> **STATED PROBLEM**:
Quote every entry word for word.

>> BEGIN

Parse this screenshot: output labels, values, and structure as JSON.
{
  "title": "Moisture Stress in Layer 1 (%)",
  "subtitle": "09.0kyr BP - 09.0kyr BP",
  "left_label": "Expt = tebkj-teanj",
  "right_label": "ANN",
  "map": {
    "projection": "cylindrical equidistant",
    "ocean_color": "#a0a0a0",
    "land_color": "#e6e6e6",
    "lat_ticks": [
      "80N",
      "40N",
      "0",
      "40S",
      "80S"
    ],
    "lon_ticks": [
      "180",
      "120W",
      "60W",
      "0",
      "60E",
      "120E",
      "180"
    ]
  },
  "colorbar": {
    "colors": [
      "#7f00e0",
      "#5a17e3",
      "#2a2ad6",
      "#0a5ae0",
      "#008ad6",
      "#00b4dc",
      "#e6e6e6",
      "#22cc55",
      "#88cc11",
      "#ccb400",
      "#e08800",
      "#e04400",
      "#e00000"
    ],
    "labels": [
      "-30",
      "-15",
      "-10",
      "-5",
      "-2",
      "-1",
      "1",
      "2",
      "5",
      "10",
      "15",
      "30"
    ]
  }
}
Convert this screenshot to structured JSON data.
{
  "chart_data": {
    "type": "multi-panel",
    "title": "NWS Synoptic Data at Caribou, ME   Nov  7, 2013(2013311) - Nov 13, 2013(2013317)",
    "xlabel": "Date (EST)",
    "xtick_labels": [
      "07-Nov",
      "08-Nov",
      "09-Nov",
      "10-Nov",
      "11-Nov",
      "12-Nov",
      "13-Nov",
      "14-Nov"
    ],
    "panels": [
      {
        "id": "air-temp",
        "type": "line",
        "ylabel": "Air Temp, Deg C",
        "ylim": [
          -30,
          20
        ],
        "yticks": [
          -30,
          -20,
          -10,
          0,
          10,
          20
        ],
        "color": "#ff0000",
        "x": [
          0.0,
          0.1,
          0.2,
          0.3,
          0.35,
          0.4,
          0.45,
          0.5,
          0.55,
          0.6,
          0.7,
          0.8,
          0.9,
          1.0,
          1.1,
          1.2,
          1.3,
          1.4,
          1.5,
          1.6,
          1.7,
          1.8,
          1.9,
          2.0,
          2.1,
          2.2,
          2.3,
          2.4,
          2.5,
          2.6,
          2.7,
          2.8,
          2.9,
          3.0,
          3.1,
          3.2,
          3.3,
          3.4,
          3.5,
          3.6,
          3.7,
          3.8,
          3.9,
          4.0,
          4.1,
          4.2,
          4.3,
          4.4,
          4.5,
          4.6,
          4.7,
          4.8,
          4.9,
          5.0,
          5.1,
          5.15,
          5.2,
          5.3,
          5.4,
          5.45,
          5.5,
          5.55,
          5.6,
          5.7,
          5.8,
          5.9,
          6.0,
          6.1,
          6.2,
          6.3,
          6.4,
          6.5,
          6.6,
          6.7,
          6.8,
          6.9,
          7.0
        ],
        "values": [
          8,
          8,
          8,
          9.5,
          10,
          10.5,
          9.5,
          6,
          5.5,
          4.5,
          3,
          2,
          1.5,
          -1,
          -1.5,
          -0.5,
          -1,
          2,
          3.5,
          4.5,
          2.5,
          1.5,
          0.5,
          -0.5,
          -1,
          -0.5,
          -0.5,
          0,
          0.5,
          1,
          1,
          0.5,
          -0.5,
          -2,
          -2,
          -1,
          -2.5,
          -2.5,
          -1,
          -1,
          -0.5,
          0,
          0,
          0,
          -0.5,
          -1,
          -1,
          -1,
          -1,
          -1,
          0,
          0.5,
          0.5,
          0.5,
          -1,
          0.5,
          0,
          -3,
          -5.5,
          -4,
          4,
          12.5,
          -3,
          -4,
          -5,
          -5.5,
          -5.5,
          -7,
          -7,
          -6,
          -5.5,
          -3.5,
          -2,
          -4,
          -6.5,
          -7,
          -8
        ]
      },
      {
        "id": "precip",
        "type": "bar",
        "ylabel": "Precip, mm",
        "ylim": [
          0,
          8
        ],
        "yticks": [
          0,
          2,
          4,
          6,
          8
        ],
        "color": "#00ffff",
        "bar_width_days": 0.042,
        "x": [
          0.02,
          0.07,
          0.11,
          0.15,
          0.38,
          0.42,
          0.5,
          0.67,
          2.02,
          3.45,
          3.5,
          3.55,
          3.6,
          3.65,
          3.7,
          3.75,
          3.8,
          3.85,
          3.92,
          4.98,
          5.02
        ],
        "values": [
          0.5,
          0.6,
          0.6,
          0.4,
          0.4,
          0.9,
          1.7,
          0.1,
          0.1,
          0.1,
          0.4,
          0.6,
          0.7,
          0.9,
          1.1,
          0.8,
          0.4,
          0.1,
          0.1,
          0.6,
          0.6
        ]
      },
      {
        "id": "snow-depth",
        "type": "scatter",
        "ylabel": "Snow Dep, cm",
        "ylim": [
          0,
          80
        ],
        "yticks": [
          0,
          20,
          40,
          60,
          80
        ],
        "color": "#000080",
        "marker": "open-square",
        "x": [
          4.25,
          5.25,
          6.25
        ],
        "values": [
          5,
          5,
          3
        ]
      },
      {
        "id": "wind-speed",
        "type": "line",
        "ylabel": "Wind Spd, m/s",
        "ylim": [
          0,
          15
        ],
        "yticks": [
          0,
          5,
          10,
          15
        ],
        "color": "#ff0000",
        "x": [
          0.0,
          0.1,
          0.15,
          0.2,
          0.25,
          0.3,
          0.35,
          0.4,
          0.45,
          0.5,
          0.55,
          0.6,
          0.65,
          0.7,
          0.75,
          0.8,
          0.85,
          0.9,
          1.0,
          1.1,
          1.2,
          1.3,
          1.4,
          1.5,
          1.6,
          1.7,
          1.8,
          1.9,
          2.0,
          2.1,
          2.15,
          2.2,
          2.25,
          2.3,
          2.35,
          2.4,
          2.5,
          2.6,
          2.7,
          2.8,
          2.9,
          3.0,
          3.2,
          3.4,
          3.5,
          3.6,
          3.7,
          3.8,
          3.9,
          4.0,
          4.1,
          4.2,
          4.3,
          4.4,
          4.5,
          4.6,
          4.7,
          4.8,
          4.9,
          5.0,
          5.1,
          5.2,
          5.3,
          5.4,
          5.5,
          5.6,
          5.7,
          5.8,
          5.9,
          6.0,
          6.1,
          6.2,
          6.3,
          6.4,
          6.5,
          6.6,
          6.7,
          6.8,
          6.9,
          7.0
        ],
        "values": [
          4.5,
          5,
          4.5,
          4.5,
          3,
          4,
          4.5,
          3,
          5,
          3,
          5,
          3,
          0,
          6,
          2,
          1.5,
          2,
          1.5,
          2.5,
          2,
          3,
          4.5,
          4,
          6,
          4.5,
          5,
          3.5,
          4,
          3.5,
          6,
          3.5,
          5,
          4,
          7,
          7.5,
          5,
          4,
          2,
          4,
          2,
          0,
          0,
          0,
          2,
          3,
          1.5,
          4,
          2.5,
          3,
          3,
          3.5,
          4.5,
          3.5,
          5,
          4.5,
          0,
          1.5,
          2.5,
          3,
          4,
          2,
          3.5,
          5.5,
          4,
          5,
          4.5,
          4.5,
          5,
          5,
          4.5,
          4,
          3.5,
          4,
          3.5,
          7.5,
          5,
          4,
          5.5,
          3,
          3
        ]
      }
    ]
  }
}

>> END

> **TASK OUTPUT**:
Parse this screenshot: output labels, values, and structure as JSON.
{
  "title": "Moisture Stress in Layer 1 (%)",
  "subtitle": "09.0kyr BP - 09.0kyr BP",
  "left_label": "Expt = tebkj-teanj",
  "right_label": "ANN",
  "map": {
    "projection": "cylindrical equidistant",
    "ocean_color": "#a0a0a0",
    "land_color": "#e6e6e6",
    "lat_ticks": [
      "80N",
      "40N",
      "0",
      "40S",
      "80S"
    ],
    "lon_ticks": [
      "180",
      "120W",
      "60W",
      "0",
      "60E",
      "120E",
      "180"
    ]
  },
  "colorbar": {
    "colors": [
      "#7f00e0",
      "#5a17e3",
      "#2a2ad6",
      "#0a5ae0",
      "#008ad6",
      "#00b4dc",
      "#e6e6e6",
      "#22cc55",
      "#88cc11",
      "#ccb400",
      "#e08800",
      "#e04400",
      "#e00000"
    ],
    "labels": [
      "-30",
      "-15",
      "-10",
      "-5",
      "-2",
      "-1",
      "1",
      "2",
      "5",
      "10",
      "15",
      "30"
    ]
  }
}
Convert this screenshot to structured JSON data.
{
  "chart_data": {
    "type": "multi-panel",
    "title": "NWS Synoptic Data at Caribou, ME   Nov  7, 2013(2013311) - Nov 13, 2013(2013317)",
    "xlabel": "Date (EST)",
    "xtick_labels": [
      "07-Nov",
      "08-Nov",
      "09-Nov",
      "10-Nov",
      "11-Nov",
      "12-Nov",
      "13-Nov",
      "14-Nov"
    ],
    "panels": [
      {
        "id": "air-temp",
        "type": "line",
        "ylabel": "Air Temp, Deg C",
        "ylim": [
          -30,
          20
        ],
        "yticks": [
          -30,
          -20,
          -10,
          0,
          10,
          20
        ],
        "color": "#ff0000",
        "x": [
          0.0,
          0.1,
          0.2,
          0.3,
          0.35,
          0.4,
          0.45,
          0.5,
          0.55,
          0.6,
          0.7,
          0.8,
          0.9,
          1.0,
          1.1,
          1.2,
          1.3,
          1.4,
          1.5,
          1.6,
          1.7,
          1.8,
          1.9,
          2.0,
          2.1,
          2.2,
          2.3,
          2.4,
          2.5,
          2.6,
          2.7,
          2.8,
          2.9,
          3.0,
          3.1,
          3.2,
          3.3,
          3.4,
          3.5,
          3.6,
          3.7,
          3.8,
          3.9,
          4.0,
          4.1,
          4.2,
          4.3,
          4.4,
          4.5,
          4.6,
          4.7,
          4.8,
          4.9,
          5.0,
          5.1,
          5.15,
          5.2,
          5.3,
          5.4,
          5.45,
          5.5,
          5.55,
          5.6,
          5.7,
          5.8,
          5.9,
          6.0,
          6.1,
          6.2,
          6.3,
          6.4,
          6.5,
          6.6,
          6.7,
          6.8,
          6.9,
          7.0
        ],
        "values": [
          8,
          8,
          8,
          9.5,
          10,
          10.5,
          9.5,
          6,
          5.5,
          4.5,
          3,
          2,
          1.5,
          -1,
          -1.5,
          -0.5,
          -1,
          2,
          3.5,
          4.5,
          2.5,
          1.5,
          0.5,
          -0.5,
          -1,
          -0.5,
          -0.5,
          0,
          0.5,
          1,
          1,
          0.5,
          -0.5,
          -2,
          -2,
          -1,
          -2.5,
          -2.5,
          -1,
          -1,
          -0.5,
          0,
          0,
          0,
          -0.5,
          -1,
          -1,
          -1,
          -1,
          -1,
          0,
          0.5,
          0.5,
          0.5,
          -1,
          0.5,
          0,
          -3,
          -5.5,
          -4,
          4,
          12.5,
          -3,
          -4,
          -5,
          -5.5,
          -5.5,
          -7,
          -7,
          -6,
          -5.5,
          -3.5,
          -2,
          -4,
          -6.5,
          -7,
          -8
        ]
      },
      {
        "id": "precip",
        "type": "bar",
        "ylabel": "Precip, mm",
        "ylim": [
          0,
          8
        ],
        "yticks": [
          0,
          2,
          4,
          6,
          8
        ],
        "color": "#00ffff",
        "bar_width_days": 0.042,
        "x": [
          0.02,
          0.07,
          0.11,
          0.15,
          0.38,
          0.42,
          0.5,
          0.67,
          2.02,
          3.45,
          3.5,
          3.55,
          3.6,
          3.65,
          3.7,
          3.75,
          3.8,
          3.85,
          3.92,
          4.98,
          5.02
        ],
        "values": [
          0.5,
          0.6,
          0.6,
          0.4,
          0.4,
          0.9,
          1.7,
          0.1,
          0.1,
          0.1,
          0.4,
          0.6,
          0.7,
          0.9,
          1.1,
          0.8,
          0.4,
          0.1,
          0.1,
          0.6,
          0.6
        ]
      },
      {
        "id": "snow-depth",
        "type": "scatter",
        "ylabel": "Snow Dep, cm",
        "ylim": [
          0,
          80
        ],
        "yticks": [
          0,
          20,
          40,
          60,
          80
        ],
        "color": "#000080",
        "marker": "open-square",
        "x": [
          4.25,
          5.25,
          6.25
        ],
        "values": [
          5,
          5,
          3
        ]
      },
      {
        "id": "wind-speed",
        "type": "line",
        "ylabel": "Wind Spd, m/s",
        "ylim": [
          0,
          15
        ],
        "yticks": [
          0,
          5,
          10,
          15
        ],
        "color": "#ff0000",
        "x": [
          0.0,
          0.1,
          0.15,
          0.2,
          0.25,
          0.3,
          0.35,
          0.4,
          0.45,
          0.5,
          0.55,
          0.6,
          0.65,
          0.7,
          0.75,
          0.8,
          0.85,
          0.9,
          1.0,
          1.1,
          1.2,
          1.3,
          1.4,
          1.5,
          1.6,
          1.7,
          1.8,
          1.9,
          2.0,
          2.1,
          2.15,
          2.2,
          2.25,
          2.3,
          2.35,
          2.4,
          2.5,
          2.6,
          2.7,
          2.8,
          2.9,
          3.0,
          3.2,
          3.4,
          3.5,
          3.6,
          3.7,
          3.8,
          3.9,
          4.0,
          4.1,
          4.2,
          4.3,
          4.4,
          4.5,
          4.6,
          4.7,
          4.8,
          4.9,
          5.0,
          5.1,
          5.2,
          5.3,
          5.4,
          5.5,
          5.6,
          5.7,
          5.8,
          5.9,
          6.0,
          6.1,
          6.2,
          6.3,
          6.4,
          6.5,
          6.6,
          6.7,
          6.8,
          6.9,
          7.0
        ],
        "values": [
          4.5,
          5,
          4.5,
          4.5,
          3,
          4,
          4.5,
          3,
          5,
          3,
          5,
          3,
          0,
          6,
          2,
          1.5,
          2,
          1.5,
          2.5,
          2,
          3,
          4.5,
          4,
          6,
          4.5,
          5,
          3.5,
          4,
          3.5,
          6,
          3.5,
          5,
          4,
          7,
          7.5,
          5,
          4,
          2,
          4,
          2,
          0,
          0,
          0,
          2,
          3,
          1.5,
          4,
          2.5,
          3,
          3,
          3.5,
          4.5,
          3.5,
          5,
          4.5,
          0,
          1.5,
          2.5,
          3,
          4,
          2,
          3.5,
          5.5,
          4,
          5,
          4.5,
          4.5,
          5,
          5,
          4.5,
          4,
          3.5,
          4,
          3.5,
          7.5,
          5,
          4,
          5.5,
          3,
          3
        ]
      }
    ]
  }
}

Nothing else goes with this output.